Required work:
Restate all the material verbatim, except for the pictures.

Start of Available records

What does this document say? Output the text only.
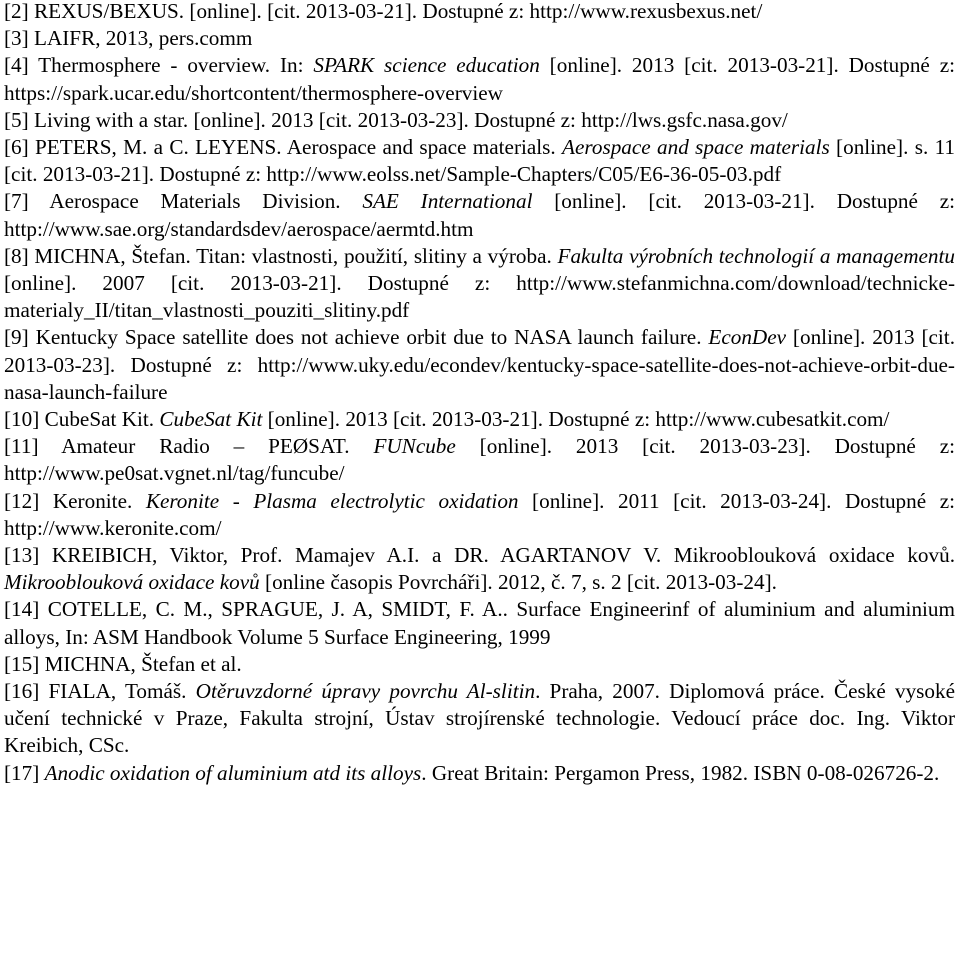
[2] REXUS/BEXUS. [online]. [cit. 2013-03-21]. Dostupné z: http://www.rexusbexus.net/

[3] LAIFR, 2013, pers.comm

[4] Thermosphere - overview. In: SPARK science education [online]. 2013 [cit. 2013-03-21]. Dostupné z: https://spark.ucar.edu/shortcontent/thermosphere-overview

[5] Living with a star. [online]. 2013 [cit. 2013-03-23]. Dostupné z: http://lws.gsfc.nasa.gov/

[6] PETERS, M. a C. LEYENS. Aerospace and space materials. Aerospace and space materials [online]. s. 11 [cit. 2013-03-21]. Dostupné z: http://www.eolss.net/Sample-Chapters/C05/E6-36-05-03.pdf

[7] Aerospace Materials Division. SAE International [online]. [cit. 2013-03-21]. Dostupné z: http://www.sae.org/standardsdev/aerospace/aermtd.htm

[8] MICHNA, Štefan. Titan: vlastnosti, použití, slitiny a výroba. Fakulta výrobních technologií a managementu [online]. 2007 [cit. 2013-03-21]. Dostupné z: http://www.stefanmichna.com/download/technicke-materialy_II/titan_vlastnosti_pouziti_slitiny.pdf

[9] Kentucky Space satellite does not achieve orbit due to NASA launch failure. EconDev [online]. 2013 [cit. 2013-03-23]. Dostupné z: http://www.uky.edu/econdev/kentucky-space-satellite-does-not-achieve-orbit-due-nasa-launch-failure

[10] CubeSat Kit. CubeSat Kit [online]. 2013 [cit. 2013-03-21]. Dostupné z: http://www.cubesatkit.com/

[11] Amateur Radio – PEØSAT. FUNcube [online]. 2013 [cit. 2013-03-23]. Dostupné z: http://www.pe0sat.vgnet.nl/tag/funcube/

[12] Keronite. Keronite - Plasma electrolytic oxidation [online]. 2011 [cit. 2013-03-24]. Dostupné z: http://www.keronite.com/

[13] KREIBICH, Viktor, Prof. Mamajev A.I. a DR. AGARTANOV V. Mikrooblouková oxidace kovů. Mikrooblouková oxidace kovů [online časopis Povrcháři]. 2012, č. 7, s. 2 [cit. 2013-03-24].

[14] COTELLE, C. M., SPRAGUE, J. A, SMIDT, F. A.. Surface Engineerinf of aluminium and aluminium alloys, In: ASM Handbook Volume 5 Surface Engineering, 1999

[15] MICHNA, Štefan et al.

[16] FIALA, Tomáš. Otěruvzdorné úpravy povrchu Al-slitin. Praha, 2007. Diplomová práce. České vysoké učení technické v Praze, Fakulta strojní, Ústav strojírenské technologie. Vedoucí práce doc. Ing. Viktor Kreibich, CSc.

[17] Anodic oxidation of aluminium atd its alloys. Great Britain: Pergamon Press, 1982. ISBN 0-08-026726-2.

End of Available records

Completed exercise:
What does this document say? Output the text only.
[2] REXUS/BEXUS. [online]. [cit. 2013-03-21]. Dostupné z: http://www.rexusbexus.net/

[3] LAIFR, 2013, pers.comm

[4] Thermosphere - overview. In: SPARK science education [online]. 2013 [cit. 2013-03-21]. Dostupné z: https://spark.ucar.edu/shortcontent/thermosphere-overview

[5] Living with a star. [online]. 2013 [cit. 2013-03-23]. Dostupné z: http://lws.gsfc.nasa.gov/

[6] PETERS, M. a C. LEYENS. Aerospace and space materials. Aerospace and space materials [online]. s. 11 [cit. 2013-03-21]. Dostupné z: http://www.eolss.net/Sample-Chapters/C05/E6-36-05-03.pdf

[7] Aerospace Materials Division. SAE International [online]. [cit. 2013-03-21]. Dostupné z: http://www.sae.org/standardsdev/aerospace/aermtd.htm

[8] MICHNA, Štefan. Titan: vlastnosti, použití, slitiny a výroba. Fakulta výrobních technologií a managementu [online]. 2007 [cit. 2013-03-21]. Dostupné z: http://www.stefanmichna.com/download/technicke-materialy_II/titan_vlastnosti_pouziti_slitiny.pdf

[9] Kentucky Space satellite does not achieve orbit due to NASA launch failure. EconDev [online]. 2013 [cit. 2013-03-23]. Dostupné z: http://www.uky.edu/econdev/kentucky-space-satellite-does-not-achieve-orbit-due-nasa-launch-failure

[10] CubeSat Kit. CubeSat Kit [online]. 2013 [cit. 2013-03-21]. Dostupné z: http://www.cubesatkit.com/

[11] Amateur Radio – PEØSAT. FUNcube [online]. 2013 [cit. 2013-03-23]. Dostupné z: http://www.pe0sat.vgnet.nl/tag/funcube/

[12] Keronite. Keronite - Plasma electrolytic oxidation [online]. 2011 [cit. 2013-03-24]. Dostupné z: http://www.keronite.com/

[13] KREIBICH, Viktor, Prof. Mamajev A.I. a DR. AGARTANOV V. Mikrooblouková oxidace kovů. Mikrooblouková oxidace kovů [online časopis Povrcháři]. 2012, č. 7, s. 2 [cit. 2013-03-24].

[14] COTELLE, C. M., SPRAGUE, J. A, SMIDT, F. A.. Surface Engineerinf of aluminium and aluminium alloys, In: ASM Handbook Volume 5 Surface Engineering, 1999

[15] MICHNA, Štefan et al.

[16] FIALA, Tomáš. Otěruvzdorné úpravy povrchu Al-slitin. Praha, 2007. Diplomová práce. České vysoké učení technické v Praze, Fakulta strojní, Ústav strojírenské technologie. Vedoucí práce doc. Ing. Viktor Kreibich, CSc.

[17] Anodic oxidation of aluminium atd its alloys. Great Britain: Pergamon Press, 1982. ISBN 0-08-026726-2.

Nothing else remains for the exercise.